Task prompt:
The records should be written out in full, with nothing altered.

Data supplied:
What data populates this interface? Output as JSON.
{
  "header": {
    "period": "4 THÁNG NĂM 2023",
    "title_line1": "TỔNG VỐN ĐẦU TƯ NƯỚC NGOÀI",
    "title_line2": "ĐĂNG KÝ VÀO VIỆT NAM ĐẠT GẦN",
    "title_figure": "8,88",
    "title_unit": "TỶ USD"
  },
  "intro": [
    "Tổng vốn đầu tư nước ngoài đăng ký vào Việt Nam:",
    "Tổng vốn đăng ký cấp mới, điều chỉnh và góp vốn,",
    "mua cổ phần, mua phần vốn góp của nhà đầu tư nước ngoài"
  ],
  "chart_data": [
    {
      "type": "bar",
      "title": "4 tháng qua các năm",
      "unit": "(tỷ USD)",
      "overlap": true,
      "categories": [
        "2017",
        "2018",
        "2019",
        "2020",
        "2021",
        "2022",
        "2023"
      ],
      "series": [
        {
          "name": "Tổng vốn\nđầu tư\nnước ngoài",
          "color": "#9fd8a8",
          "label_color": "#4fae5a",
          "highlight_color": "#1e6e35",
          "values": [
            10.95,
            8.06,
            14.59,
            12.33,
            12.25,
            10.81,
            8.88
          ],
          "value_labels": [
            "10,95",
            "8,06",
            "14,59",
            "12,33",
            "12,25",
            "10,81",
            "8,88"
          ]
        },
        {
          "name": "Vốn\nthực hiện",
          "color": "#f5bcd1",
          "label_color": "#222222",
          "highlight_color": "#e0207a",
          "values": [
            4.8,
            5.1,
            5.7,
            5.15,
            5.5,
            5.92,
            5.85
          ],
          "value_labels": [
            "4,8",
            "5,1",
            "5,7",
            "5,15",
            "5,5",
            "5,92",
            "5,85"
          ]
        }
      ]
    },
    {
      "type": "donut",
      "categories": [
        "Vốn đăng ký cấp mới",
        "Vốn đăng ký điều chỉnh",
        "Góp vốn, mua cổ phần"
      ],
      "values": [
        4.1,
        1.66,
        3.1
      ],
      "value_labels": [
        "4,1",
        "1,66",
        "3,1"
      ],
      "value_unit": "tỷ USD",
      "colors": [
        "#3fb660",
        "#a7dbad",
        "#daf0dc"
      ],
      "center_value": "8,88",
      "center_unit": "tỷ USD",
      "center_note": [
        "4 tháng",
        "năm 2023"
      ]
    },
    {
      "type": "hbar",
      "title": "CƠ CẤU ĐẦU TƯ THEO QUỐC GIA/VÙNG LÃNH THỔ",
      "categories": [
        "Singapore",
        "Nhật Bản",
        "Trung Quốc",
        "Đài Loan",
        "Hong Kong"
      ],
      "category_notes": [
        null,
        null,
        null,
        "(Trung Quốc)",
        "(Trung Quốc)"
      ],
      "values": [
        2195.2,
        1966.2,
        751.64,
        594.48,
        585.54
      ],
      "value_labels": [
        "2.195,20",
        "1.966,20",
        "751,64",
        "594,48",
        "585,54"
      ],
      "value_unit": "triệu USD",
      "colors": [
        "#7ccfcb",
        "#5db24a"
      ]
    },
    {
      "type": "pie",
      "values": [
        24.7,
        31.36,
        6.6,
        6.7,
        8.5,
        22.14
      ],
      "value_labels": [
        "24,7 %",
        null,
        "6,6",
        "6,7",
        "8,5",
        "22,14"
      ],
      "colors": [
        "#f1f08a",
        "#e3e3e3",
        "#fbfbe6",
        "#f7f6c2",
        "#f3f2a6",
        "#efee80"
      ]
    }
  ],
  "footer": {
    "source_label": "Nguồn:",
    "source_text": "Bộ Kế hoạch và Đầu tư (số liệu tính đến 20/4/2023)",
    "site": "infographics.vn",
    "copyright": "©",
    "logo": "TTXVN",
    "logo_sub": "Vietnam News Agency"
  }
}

Exercise solution:
What data populates this interface? Output as JSON.
{
  "header": {
    "period": "4 THÁNG NĂM 2023",
    "title_line1": "TỔNG VỐN ĐẦU TƯ NƯỚC NGOÀI",
    "title_line2": "ĐĂNG KÝ VÀO VIỆT NAM ĐẠT GẦN",
    "title_figure": "8,88",
    "title_unit": "TỶ USD"
  },
  "intro": [
    "Tổng vốn đầu tư nước ngoài đăng ký vào Việt Nam:",
    "Tổng vốn đăng ký cấp mới, điều chỉnh và góp vốn,",
    "mua cổ phần, mua phần vốn góp của nhà đầu tư nước ngoài"
  ],
  "chart_data": [
    {
      "type": "bar",
      "title": "4 tháng qua các năm",
      "unit": "(tỷ USD)",
      "overlap": true,
      "categories": [
        "2017",
        "2018",
        "2019",
        "2020",
        "2021",
        "2022",
        "2023"
      ],
      "series": [
        {
          "name": "Tổng vốn\nđầu tư\nnước ngoài",
          "color": "#9fd8a8",
          "label_color": "#4fae5a",
          "highlight_color": "#1e6e35",
          "values": [
            10.95,
            8.06,
            14.59,
            12.33,
            12.25,
            10.81,
            8.88
          ],
          "value_labels": [
            "10,95",
            "8,06",
            "14,59",
            "12,33",
            "12,25",
            "10,81",
            "8,88"
          ]
        },
        {
          "name": "Vốn\nthực hiện",
          "color": "#f5bcd1",
          "label_color": "#222222",
          "highlight_color": "#e0207a",
          "values": [
            4.8,
            5.1,
            5.7,
            5.15,
            5.5,
            5.92,
            5.85
          ],
          "value_labels": [
            "4,8",
            "5,1",
            "5,7",
            "5,15",
            "5,5",
            "5,92",
            "5,85"
          ]
        }
      ]
    },
    {
      "type": "donut",
      "categories": [
        "Vốn đăng ký cấp mới",
        "Vốn đăng ký điều chỉnh",
        "Góp vốn, mua cổ phần"
      ],
      "values": [
        4.1,
        1.66,
        3.1
      ],
      "value_labels": [
        "4,1",
        "1,66",
        "3,1"
      ],
      "value_unit": "tỷ USD",
      "colors": [
        "#3fb660",
        "#a7dbad",
        "#daf0dc"
      ],
      "center_value": "8,88",
      "center_unit": "tỷ USD",
      "center_note": [
        "4 tháng",
        "năm 2023"
      ]
    },
    {
      "type": "hbar",
      "title": "CƠ CẤU ĐẦU TƯ THEO QUỐC GIA/VÙNG LÃNH THỔ",
      "categories": [
        "Singapore",
        "Nhật Bản",
        "Trung Quốc",
        "Đài Loan",
        "Hong Kong"
      ],
      "category_notes": [
        null,
        null,
        null,
        "(Trung Quốc)",
        "(Trung Quốc)"
      ],
      "values": [
        2195.2,
        1966.2,
        751.64,
        594.48,
        585.54
      ],
      "value_labels": [
        "2.195,20",
        "1.966,20",
        "751,64",
        "594,48",
        "585,54"
      ],
      "value_unit": "triệu USD",
      "colors": [
        "#7ccfcb",
        "#5db24a"
      ]
    },
    {
      "type": "pie",
      "values": [
        24.7,
        31.36,
        6.6,
        6.7,
        8.5,
        22.14
      ],
      "value_labels": [
        "24,7 %",
        null,
        "6,6",
        "6,7",
        "8,5",
        "22,14"
      ],
      "colors": [
        "#f1f08a",
        "#e3e3e3",
        "#fbfbe6",
        "#f7f6c2",
        "#f3f2a6",
        "#efee80"
      ]
    }
  ],
  "footer": {
    "source_label": "Nguồn:",
    "source_text": "Bộ Kế hoạch và Đầu tư (số liệu tính đến 20/4/2023)",
    "site": "infographics.vn",
    "copyright": "©",
    "logo": "TTXVN",
    "logo_sub": "Vietnam News Agency"
  }
}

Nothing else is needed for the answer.